(Vorliegender Text):
——
Anregungen und Beispiele
Vorgehen beim Verdacht auf sexualisierte Gewalt
Die Intervention beim Verdacht auf sexualisierte Gewalt beinhaltet die folgenden Phasen, die im Schaubild farbig unterschieden werden:
- Informationen sammeln und dokumentieren
- Schulleitung informieren und Verdacht abklären
- Einschätzen: Besteht eine akute und massive Gefährdungssituation?
- entsprechende Handlungsschritte in die Wege leiten
- Weiteren Verlauf im Team beobachten
- Alle Informationen und Gespräche dokumentieren
Auf die Hinweise an die Schulen zum Verhalten bei strafrechtlich relevanten Vorkommnissen und zur Beteiligung des Jugendamtes“ (Bekanntmachung des Bayerischen Staatsministeriums für Bildung und Kultus, Wissenschaft und Kunst vom 23. September 2014, Az. II.1-5S4630-6a.108 925), wird hingewiesen.
Schaubild
Downloadmöglichkeit des Schaubilds.
Quelle: Schaubild nach einer Anregung von: Institut für Qualitätsentwicklung an Schulen Schleswig-Holstein (2023). Handlungsleitfaden zum Umgang mit sexueller Gewalt in Schule. Kronshagen, S. 48.
——
(Einträge mit Begrenzungsrahmen):
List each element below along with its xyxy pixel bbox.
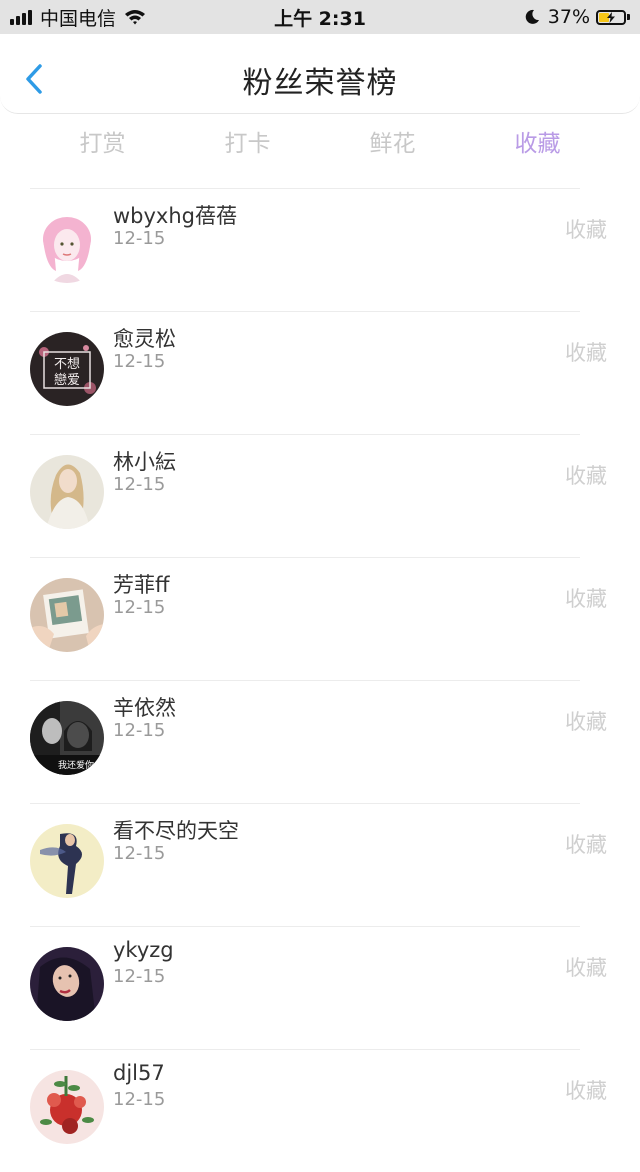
avatar-caption: 我还爱你 [58,759,94,771]
tab-flowers[interactable]: 鲜花 [320,124,465,164]
avatar-illustrated-pink-hair [30,209,104,283]
battery-percent: 37% [547,6,590,28]
list-item[interactable]: 芳菲ff 12-15 收藏 [0,557,640,680]
favorite-label[interactable]: 收藏 [565,337,607,367]
avatar-text-1: 不想 [54,356,80,372]
status-bar: 中国电信 上午 2:31 37% [0,0,640,34]
fan-name: ykyzg [113,938,174,962]
list-item[interactable]: 我还爱你 辛依然 12-15 收藏 [0,680,640,803]
list-item[interactable]: 看不尽的天空 12-15 收藏 [0,803,640,926]
avatar [30,578,104,652]
fan-list: wbyxhg蓓蓓 12-15 收藏 不想 戀爱 愈灵松 12-15 收藏 林小紜… [0,188,640,1172]
battery-cap [627,14,630,20]
tab-checkin[interactable]: 打卡 [175,124,320,164]
fan-name: 看不尽的天空 [113,819,239,843]
fan-date: 12-15 [113,228,166,249]
row-divider [30,803,580,804]
row-divider [30,434,580,435]
row-divider [30,680,580,681]
tab-bar: 打赏 打卡 鲜花 收藏 [30,124,610,164]
fan-date: 12-15 [113,474,166,495]
avatar-photo-woman-blonde [30,455,104,529]
moon-icon [525,9,539,24]
avatar [30,455,104,529]
favorite-label[interactable]: 收藏 [565,460,607,490]
avatar [30,209,104,283]
avatar-photo-flowers [30,1070,104,1144]
row-divider [30,926,580,927]
fan-name: 愈灵松 [113,327,176,351]
avatar: 我还爱你 [30,701,104,775]
list-item[interactable]: 林小紜 12-15 收藏 [0,434,640,557]
fan-name: 林小紜 [113,450,176,474]
avatar: 不想 戀爱 [30,332,104,406]
list-item[interactable]: 不想 戀爱 愈灵松 12-15 收藏 [0,311,640,434]
row-divider [30,557,580,558]
avatar-text-image: 不想 戀爱 [30,332,104,406]
favorite-label[interactable]: 收藏 [565,952,607,982]
avatar-text-2: 戀爱 [54,372,80,388]
fan-date: 12-15 [113,720,166,741]
fan-name: wbyxhg蓓蓓 [113,204,238,228]
tab-favorites[interactable]: 收藏 [465,124,610,164]
fan-name: djl57 [113,1061,165,1085]
favorite-label[interactable]: 收藏 [565,214,607,244]
row-divider [30,1049,580,1050]
favorite-label[interactable]: 收藏 [565,829,607,859]
avatar [30,1070,104,1144]
fan-name: 辛依然 [113,696,176,720]
charging-bolt-icon [607,11,615,23]
list-item[interactable]: djl57 12-15 收藏 [0,1049,640,1172]
favorite-label[interactable]: 收藏 [565,583,607,613]
avatar [30,947,104,1021]
fan-date: 12-15 [113,351,166,372]
fan-date: 12-15 [113,597,166,618]
tab-reward[interactable]: 打赏 [30,124,175,164]
row-divider [30,188,580,189]
status-right: 37% [524,0,630,34]
fan-name: 芳菲ff [113,573,170,597]
avatar-photo-polaroid [30,578,104,652]
avatar-photo-dancer [30,824,104,898]
fan-date: 12-15 [113,843,166,864]
list-item[interactable]: wbyxhg蓓蓓 12-15 收藏 [0,188,640,311]
favorite-label[interactable]: 收藏 [565,706,607,736]
fan-date: 12-15 [113,966,166,987]
favorite-label[interactable]: 收藏 [565,1075,607,1105]
list-item[interactable]: ykyzg 12-15 收藏 [0,926,640,1049]
nav-bar: 粉丝荣誉榜 [0,34,640,114]
fan-date: 12-15 [113,1089,166,1110]
avatar [30,824,104,898]
page-title: 粉丝荣誉榜 [242,66,398,101]
battery-icon [596,9,626,25]
avatar-photo-bw: 我还爱你 [30,701,104,775]
avatar-photo-woman-dark [30,947,104,1021]
row-divider [30,311,580,312]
——
(Aufgaben zur Übung):
A. Auf welche Veröffentlichung geht das Schaubild laut dem Text zum Vorgehen beim Verdacht auf sexualisierte Gewalt zurück?
B. Führen Sie den Text zum Vorgehen beim Verdacht auf sexualisierte Gewalt an der Stelle fort, an der er endet.

(Lösungen):
A. Auf den Handlungsleitfaden zum Umgang mit sexueller Gewalt in Schule des Instituts für Qualitätsentwicklung an Schulen Schleswig-Holstein (2023), S. 48.

B.
Wichtige Hinweise zum Schaubild
Einbeziehen von Polizei und Jugendamt bei Verdacht strafbarer Handlungen oder Kindeswohlgefährdung
Die hier dargestellte Interventionskette unterstützt die Schulleitung und an der Schule Verantwortliche bei der Klärung des Sachverhalts. Werden konkrete Tatsachen bekannt, die auf eine Straftat hindeuten und/oder werden Tatsachen bekannt, die darauf schließen lassen, dass eine akute Gefährdung Betroffener vorliegt, ist kurzfristig zu handeln: Die Erziehungsberechtigten, das Jugendamt bzw. die Strafverfolgungsbehörden sowie in gravierenden Fällen auch die Schulaufsicht sind zu informieren. Wurde der Übergriff durch eine Mitschülerin oder einen Mitschüler begangen, könnte eine Sicherungsmaßnahme nach Art. 87 BayEUG bei Vorliegen der dort genannten Voraussetzungen im Sinne des Opferschutzes notwendig sein. Richtet sich der Verdacht gegen eine Lehrkraft oder eine andere erwachsene Person an der Schule, ist die zuständige dienstvorgesetzte Stelle/Personalstelle des Arbeitgebers zu informieren, die in schwerwiegenden Verdachtsfällen über ein Verbot der Führung der Dienstgeschäfte oder eine Freistellung von der Dienstleistungs- bzw. Arbeitspflicht entscheidet.
Durch eine alters- und situationsgerechte Aufklärung über die Notwendigkeit dieser Schritte soll nach Möglichkeit das Einverständnis der von der Gefährdung oder strafbaren Handlung betroffenen Person bzw. der Erziehungsberechtigten zum Einschalten der Polizei / des Jugendamts eingeholt werden.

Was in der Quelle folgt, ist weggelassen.